=== Directions for this task ===
From the entries below, extract every line that includes the word "structured".

= = = =

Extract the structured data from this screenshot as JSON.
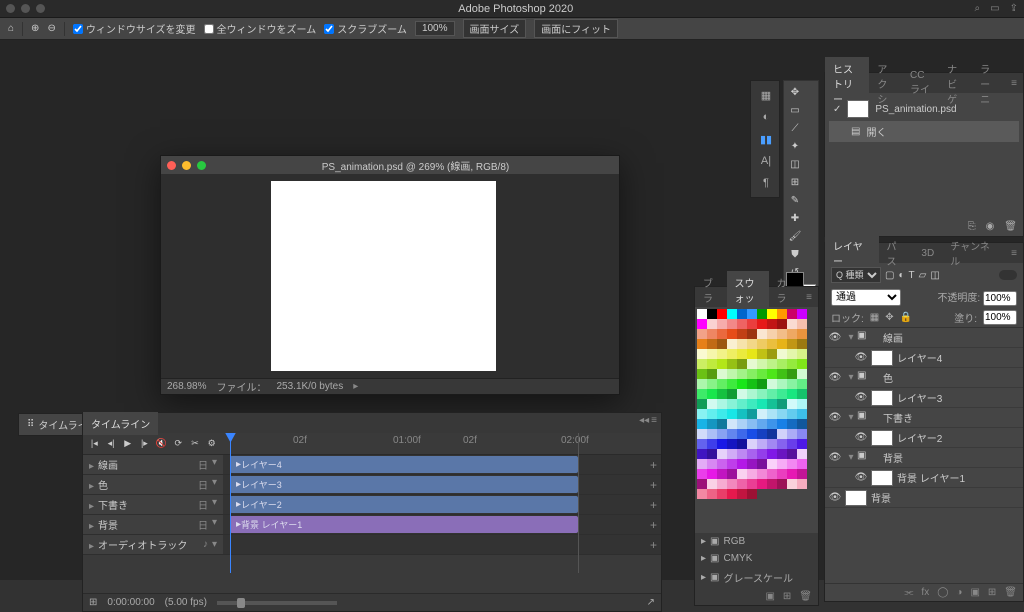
{
  "app": {
    "title": "Adobe Photoshop 2020"
  },
  "optionbar": {
    "resize_windows": "ウィンドウサイズを変更",
    "zoom_all": "全ウィンドウをズーム",
    "scrubby": "スクラブズーム",
    "zoom_pct": "100%",
    "fit_screen": "画面サイズ",
    "fit_window": "画面にフィット"
  },
  "document": {
    "title": "PS_animation.psd @ 269% (線画, RGB/8)",
    "zoom": "268.98%",
    "filesize_label": "ファイル：",
    "filesize": "253.1K/0 bytes"
  },
  "timeline_tab": "タイムライン",
  "timeline": {
    "title": "タイムライン",
    "ruler": [
      "",
      "02f",
      "01:00f",
      "02f",
      "02:00f"
    ],
    "tracks": [
      {
        "label": "線画",
        "clip": "レイヤー4",
        "color": "blue"
      },
      {
        "label": "色",
        "clip": "レイヤー3",
        "color": "blue"
      },
      {
        "label": "下書き",
        "clip": "レイヤー2",
        "color": "blue"
      },
      {
        "label": "背景",
        "clip": "背景  レイヤー1",
        "color": "purple"
      }
    ],
    "audio": "オーディオトラック",
    "timecode": "0:00:00:00",
    "fps": "(5.00 fps)"
  },
  "history": {
    "tabs": [
      "ヒストリー",
      "アクシ",
      "CC ライ",
      "ナビゲ",
      "ラーニ"
    ],
    "items": [
      {
        "label": "PS_animation.psd",
        "sel": false
      },
      {
        "label": "開く",
        "sel": true
      }
    ]
  },
  "swatches": {
    "tabs": [
      "ブラシ",
      "スウォッチ",
      "カラー"
    ],
    "folders": [
      "RGB",
      "CMYK",
      "グレースケール"
    ]
  },
  "layers": {
    "tabs": [
      "レイヤー",
      "パス",
      "3D",
      "チャンネル"
    ],
    "kind_label": "Q 種類",
    "blend": "通過",
    "opacity_label": "不透明度:",
    "opacity": "100%",
    "lock_label": "ロック:",
    "fill_label": "塗り:",
    "fill": "100%",
    "items": [
      {
        "type": "group",
        "label": "線画"
      },
      {
        "type": "layer",
        "label": "レイヤー4",
        "child": true
      },
      {
        "type": "group",
        "label": "色"
      },
      {
        "type": "layer",
        "label": "レイヤー3",
        "child": true
      },
      {
        "type": "group",
        "label": "下書き"
      },
      {
        "type": "layer",
        "label": "レイヤー2",
        "child": true
      },
      {
        "type": "group",
        "label": "背景"
      },
      {
        "type": "layer",
        "label": "背景  レイヤー1",
        "child": true
      },
      {
        "type": "layer",
        "label": "背景",
        "child": false
      }
    ]
  }
}
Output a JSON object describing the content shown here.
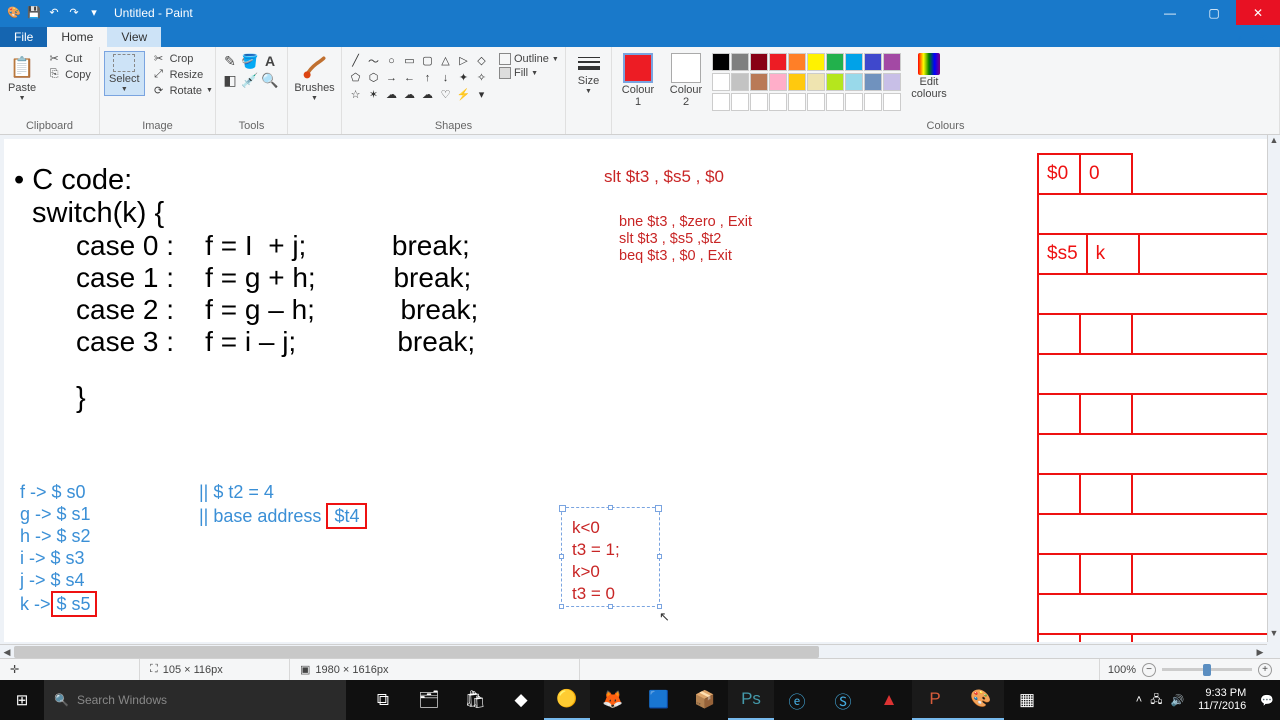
{
  "window": {
    "title": "Untitled - Paint",
    "qat": [
      "💾",
      "↶",
      "↷"
    ]
  },
  "tabs": {
    "file": "File",
    "home": "Home",
    "view": "View"
  },
  "ribbon": {
    "clipboard": {
      "label": "Clipboard",
      "paste": "Paste",
      "cut": "Cut",
      "copy": "Copy"
    },
    "image": {
      "label": "Image",
      "select": "Select",
      "crop": "Crop",
      "resize": "Resize",
      "rotate": "Rotate"
    },
    "tools": {
      "label": "Tools"
    },
    "brushes": {
      "label": "Brushes"
    },
    "shapes": {
      "label": "Shapes",
      "outline": "Outline",
      "fill": "Fill"
    },
    "size": {
      "label": "Size"
    },
    "colours": {
      "label": "Colours",
      "c1": "Colour 1",
      "c2": "Colour 2",
      "edit": "Edit colours"
    },
    "palette_row1": [
      "#000000",
      "#7f7f7f",
      "#880015",
      "#ed1c24",
      "#ff7f27",
      "#fff200",
      "#22b14c",
      "#00a2e8",
      "#3f48cc",
      "#a349a4"
    ],
    "palette_row2": [
      "#ffffff",
      "#c3c3c3",
      "#b97a57",
      "#ffaec9",
      "#ffc90e",
      "#efe4b0",
      "#b5e61d",
      "#99d9ea",
      "#7092be",
      "#c8bfe7"
    ],
    "palette_row3": [
      "#fff",
      "#fff",
      "#fff",
      "#fff",
      "#fff",
      "#fff",
      "#fff",
      "#fff",
      "#fff",
      "#fff"
    ]
  },
  "colours": {
    "c1": "#ed1c24",
    "c2": "#ffffff"
  },
  "canvas": {
    "ccode": {
      "hdr": "• C code:",
      "sw": "switch(k) {",
      "cases": [
        "case 0 :    f = I  + j;           break;",
        "case 1 :    f = g + h;          break;",
        "case 2 :    f = g – h;           break;",
        "case 3 :    f = i – j;             break;"
      ],
      "end": "}"
    },
    "regmap": [
      "f -> $ s0",
      "g -> $ s1",
      "h -> $ s2",
      "i  -> $ s3",
      "j  -> $ s4"
    ],
    "regmap_boxed": {
      "prefix": "k ->",
      "box": "$ s5"
    },
    "notes": {
      "l0": "||  $ t2 = 4",
      "l1_prefix": "||   base address ",
      "l1_box": "$t4"
    },
    "asm1": "slt  $t3 , $s5 , $0",
    "asm2": [
      "bne $t3 , $zero , Exit",
      "slt  $t3 , $s5 ,$t2",
      "beq  $t3 , $0 , Exit"
    ],
    "sel_text": [
      "  k<0",
      "t3 = 1;",
      "k>0",
      "t3 = 0"
    ],
    "regtable": {
      "r0c0": "$0",
      "r0c1": "0",
      "r1c0": "$s5",
      "r1c1": "k"
    }
  },
  "status": {
    "pos": "",
    "sel": "105 × 116px",
    "size": "1980 × 1616px",
    "zoom": "100%"
  },
  "taskbar": {
    "search_ph": "Search Windows",
    "time": "9:33 PM",
    "date": "11/7/2016"
  }
}
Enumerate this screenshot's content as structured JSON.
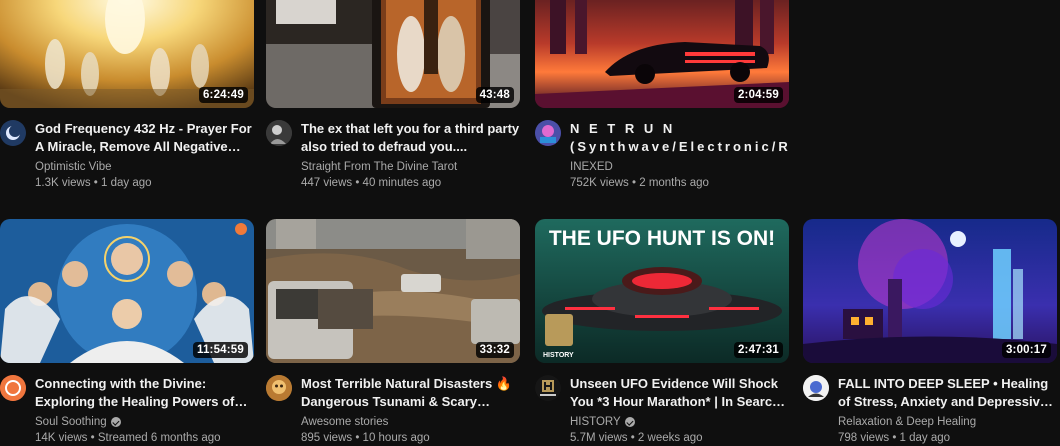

= = = =

=== Expected answer ===
Extract the structured data from this screenshot as JSON.
Enumerate this screenshot's content as structured JSON.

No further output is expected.